[BEGIN Supplied material]

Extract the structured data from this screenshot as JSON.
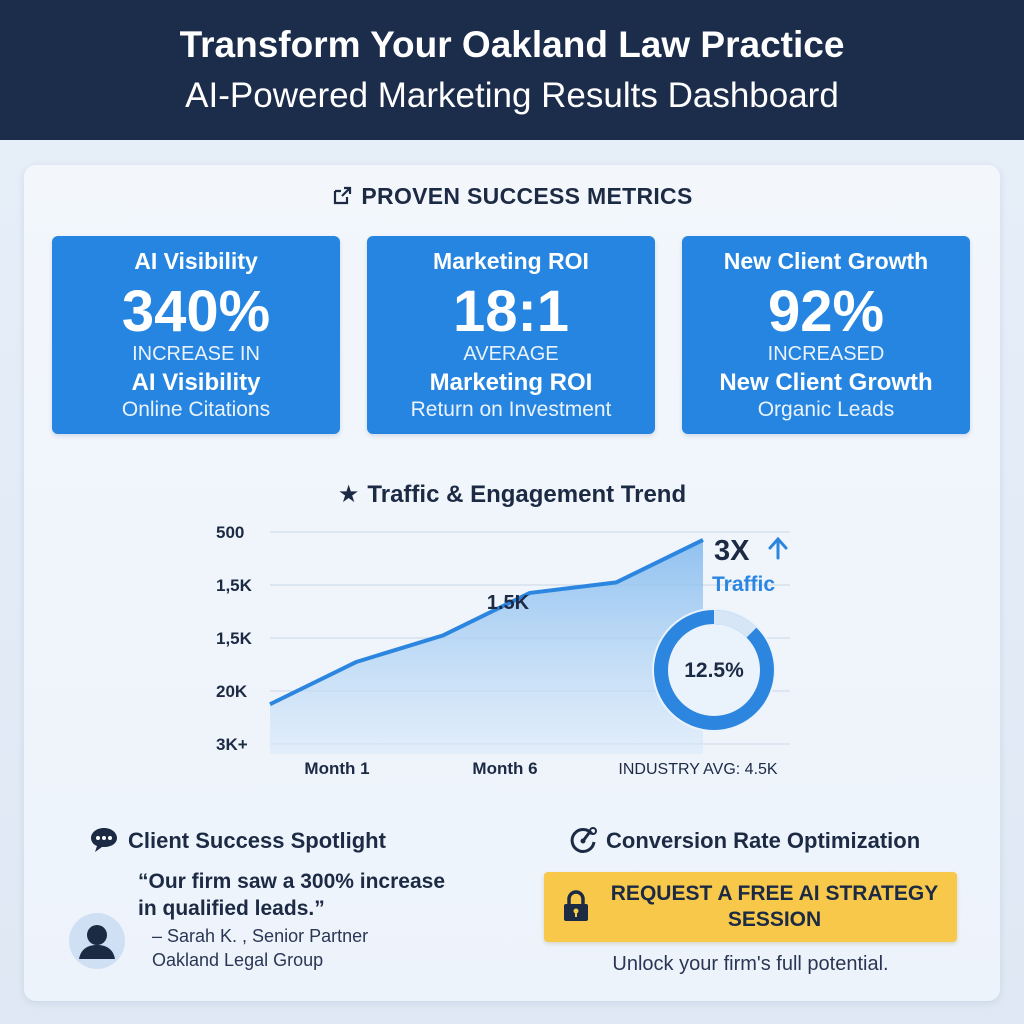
{
  "header": {
    "title": "Transform Your Oakland Law Practice",
    "subtitle": "AI-Powered Marketing Results Dashboard"
  },
  "metrics": {
    "section_title": "PROVEN SUCCESS METRICS",
    "icon": "external-link-icon",
    "cards": [
      {
        "title": "AI Visibility",
        "value": "340%",
        "line1": "INCREASE IN",
        "line2": "AI Visibility",
        "line3": "Online Citations"
      },
      {
        "title": "Marketing ROI",
        "value": "18:1",
        "line1": "AVERAGE",
        "line2": "Marketing ROI",
        "line3": "Return on Investment"
      },
      {
        "title": "New Client Growth",
        "value": "92%",
        "line1": "INCREASED",
        "line2": "New Client Growth",
        "line3": "Organic Leads"
      }
    ]
  },
  "trend": {
    "title": "Traffic & Engagement Trend",
    "icon": "star-icon"
  },
  "chart_data": {
    "type": "area",
    "title": "Traffic & Engagement Trend",
    "y_tick_labels": [
      "500",
      "1,5K",
      "1,5K",
      "20K",
      "3K+"
    ],
    "x_tick_labels": [
      "Month 1",
      "Month 6"
    ],
    "series": [
      {
        "values": [
          3.25,
          2.45,
          1.95,
          1.15,
          0.95,
          0.15
        ]
      }
    ],
    "y_axis_note": "y values given in tick-row units (0 = top row '500', 4 = bottom row '3K+')",
    "point_label": "1.5K",
    "callout_value": "3X",
    "callout_label": "Traffic",
    "donut_value": "12.5%",
    "donut_fraction": 0.125,
    "industry_avg": "INDUSTRY AVG: 4.5K",
    "grid": true,
    "color": "#2c86e0"
  },
  "client": {
    "heading": "Client Success Spotlight",
    "icon": "chat-bubble-icon",
    "quote_line1": "“Our firm saw a 300% increase",
    "quote_line2": "in qualified leads.”",
    "author": "– Sarah K. , Senior Partner",
    "company": "Oakland Legal Group",
    "avatar_icon": "user-avatar-icon"
  },
  "conversion": {
    "heading": "Conversion Rate Optimization",
    "icon": "gauge-icon",
    "cta_line1": "REQUEST A FREE AI STRATEGY",
    "cta_line2": "SESSION",
    "cta_icon": "lock-icon",
    "subtext": "Unlock your firm's full potential."
  },
  "colors": {
    "header_bg": "#1c2d4c",
    "card_bg": "#2585e0",
    "accent": "#2c86e0",
    "cta_bg": "#f7c84a"
  }
}
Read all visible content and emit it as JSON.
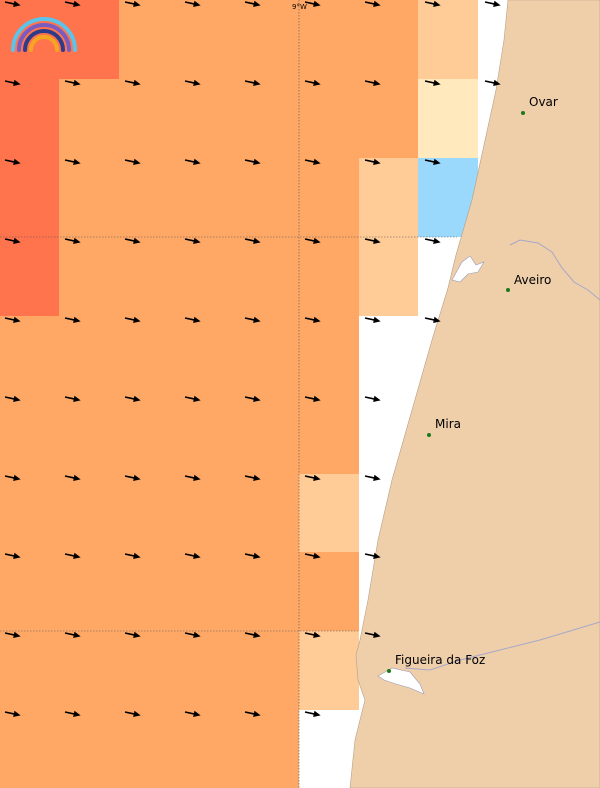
{
  "map": {
    "graticule_label": "9°W",
    "places": [
      {
        "name": "Ovar"
      },
      {
        "name": "Aveiro"
      },
      {
        "name": "Mira"
      },
      {
        "name": "Figueira da Foz"
      }
    ],
    "colors": {
      "land": "#efcfaa",
      "land_border": "#a7a7c7",
      "sea": "#ffffff",
      "cell_red": "#ff734d",
      "cell_orange": "#ffa866",
      "cell_light_orange": "#ffcb97",
      "cell_cream": "#ffe9bd",
      "cell_blue": "#9ad9fb",
      "place_marker": "#1a7a1a",
      "arrow": "#000000"
    },
    "logo": {
      "name": "rainbow-logo-icon"
    }
  }
}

[END Supplied material]

Task to complete: Set the entries down again exactly. Do not include the images.

Completed task:
Extract the structured data from this screenshot as JSON.
{
  "header": {
    "title": "Transform Your Oakland Law Practice",
    "subtitle": "AI-Powered Marketing Results Dashboard"
  },
  "metrics": {
    "section_title": "PROVEN SUCCESS METRICS",
    "icon": "external-link-icon",
    "cards": [
      {
        "title": "AI Visibility",
        "value": "340%",
        "line1": "INCREASE IN",
        "line2": "AI Visibility",
        "line3": "Online Citations"
      },
      {
        "title": "Marketing ROI",
        "value": "18:1",
        "line1": "AVERAGE",
        "line2": "Marketing ROI",
        "line3": "Return on Investment"
      },
      {
        "title": "New Client Growth",
        "value": "92%",
        "line1": "INCREASED",
        "line2": "New Client Growth",
        "line3": "Organic Leads"
      }
    ]
  },
  "trend": {
    "title": "Traffic & Engagement Trend",
    "icon": "star-icon"
  },
  "chart_data": {
    "type": "area",
    "title": "Traffic & Engagement Trend",
    "y_tick_labels": [
      "500",
      "1,5K",
      "1,5K",
      "20K",
      "3K+"
    ],
    "x_tick_labels": [
      "Month 1",
      "Month 6"
    ],
    "series": [
      {
        "values": [
          3.25,
          2.45,
          1.95,
          1.15,
          0.95,
          0.15
        ]
      }
    ],
    "y_axis_note": "y values given in tick-row units (0 = top row '500', 4 = bottom row '3K+')",
    "point_label": "1.5K",
    "callout_value": "3X",
    "callout_label": "Traffic",
    "donut_value": "12.5%",
    "donut_fraction": 0.125,
    "industry_avg": "INDUSTRY AVG: 4.5K",
    "grid": true,
    "color": "#2c86e0"
  },
  "client": {
    "heading": "Client Success Spotlight",
    "icon": "chat-bubble-icon",
    "quote_line1": "“Our firm saw a 300% increase",
    "quote_line2": "in qualified leads.”",
    "author": "– Sarah K. , Senior Partner",
    "company": "Oakland Legal Group",
    "avatar_icon": "user-avatar-icon"
  },
  "conversion": {
    "heading": "Conversion Rate Optimization",
    "icon": "gauge-icon",
    "cta_line1": "REQUEST A FREE AI STRATEGY",
    "cta_line2": "SESSION",
    "cta_icon": "lock-icon",
    "subtext": "Unlock your firm's full potential."
  },
  "colors": {
    "header_bg": "#1c2d4c",
    "card_bg": "#2585e0",
    "accent": "#2c86e0",
    "cta_bg": "#f7c84a"
  }
}
Read all visible content and emit it as JSON.
{
  "map": {
    "graticule_label": "9°W",
    "places": [
      {
        "name": "Ovar"
      },
      {
        "name": "Aveiro"
      },
      {
        "name": "Mira"
      },
      {
        "name": "Figueira da Foz"
      }
    ],
    "colors": {
      "land": "#efcfaa",
      "land_border": "#a7a7c7",
      "sea": "#ffffff",
      "cell_red": "#ff734d",
      "cell_orange": "#ffa866",
      "cell_light_orange": "#ffcb97",
      "cell_cream": "#ffe9bd",
      "cell_blue": "#9ad9fb",
      "place_marker": "#1a7a1a",
      "arrow": "#000000"
    },
    "logo": {
      "name": "rainbow-logo-icon"
    }
  }
}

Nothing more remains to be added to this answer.